[Dataset rows]
........

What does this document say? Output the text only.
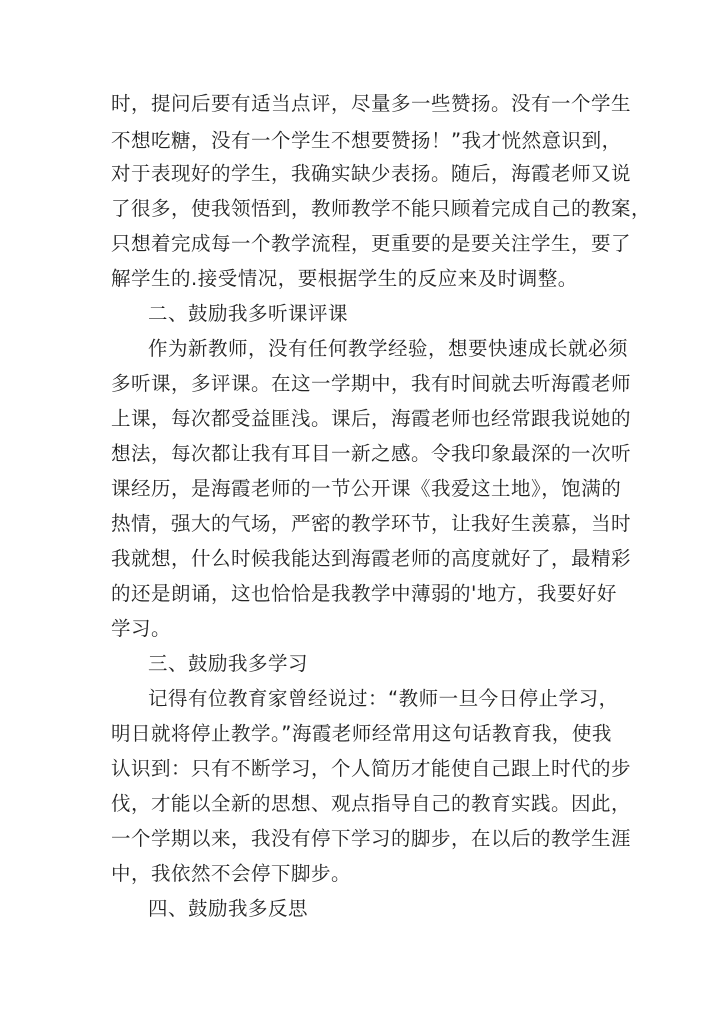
时，提问后要有适当点评，尽量多一些赞扬。没有一个学生
不想吃糖，没有一个学生不想要赞扬！”我才恍然意识到，
对于表现好的学生，我确实缺少表扬。随后，海霞老师又说
了很多，使我领悟到，教师教学不能只顾着完成自己的教案，
只想着完成每一个教学流程，更重要的是要关注学生，要了
解学生的.接受情况，要根据学生的反应来及时调整。
二、鼓励我多听课评课
作为新教师，没有任何教学经验，想要快速成长就必须
多听课，多评课。在这一学期中，我有时间就去听海霞老师
上课，每次都受益匪浅。课后，海霞老师也经常跟我说她的
想法，每次都让我有耳目一新之感。令我印象最深的一次听
课经历，是海霞老师的一节公开课《我爱这土地》，饱满的
热情，强大的气场，严密的教学环节，让我好生羡慕，当时
我就想，什么时候我能达到海霞老师的高度就好了，最精彩
的还是朗诵，这也恰恰是我教学中薄弱的'地方，我要好好
学习。
三、鼓励我多学习
记得有位教育家曾经说过：“教师一旦今日停止学习，
明日就将停止教学。”海霞老师经常用这句话教育我，使我
认识到：只有不断学习，个人简历才能使自己跟上时代的步
伐，才能以全新的思想、观点指导自己的教育实践。因此，
一个学期以来，我没有停下学习的脚步，在以后的教学生涯
中，我依然不会停下脚步。
四、鼓励我多反思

........

**Stated goal**: All of the data needs repeating exactly, but the pictures do not.

**Solution to this exercise**:
What does this document say? Output the text only.
时，提问后要有适当点评，尽量多一些赞扬。没有一个学生
不想吃糖，没有一个学生不想要赞扬！”我才恍然意识到，
对于表现好的学生，我确实缺少表扬。随后，海霞老师又说
了很多，使我领悟到，教师教学不能只顾着完成自己的教案，
只想着完成每一个教学流程，更重要的是要关注学生，要了
解学生的.接受情况，要根据学生的反应来及时调整。
二、鼓励我多听课评课
作为新教师，没有任何教学经验，想要快速成长就必须
多听课，多评课。在这一学期中，我有时间就去听海霞老师
上课，每次都受益匪浅。课后，海霞老师也经常跟我说她的
想法，每次都让我有耳目一新之感。令我印象最深的一次听
课经历，是海霞老师的一节公开课《我爱这土地》，饱满的
热情，强大的气场，严密的教学环节，让我好生羡慕，当时
我就想，什么时候我能达到海霞老师的高度就好了，最精彩
的还是朗诵，这也恰恰是我教学中薄弱的'地方，我要好好
学习。
三、鼓励我多学习
记得有位教育家曾经说过：“教师一旦今日停止学习，
明日就将停止教学。”海霞老师经常用这句话教育我，使我
认识到：只有不断学习，个人简历才能使自己跟上时代的步
伐，才能以全新的思想、观点指导自己的教育实践。因此，
一个学期以来，我没有停下学习的脚步，在以后的教学生涯
中，我依然不会停下脚步。
四、鼓励我多反思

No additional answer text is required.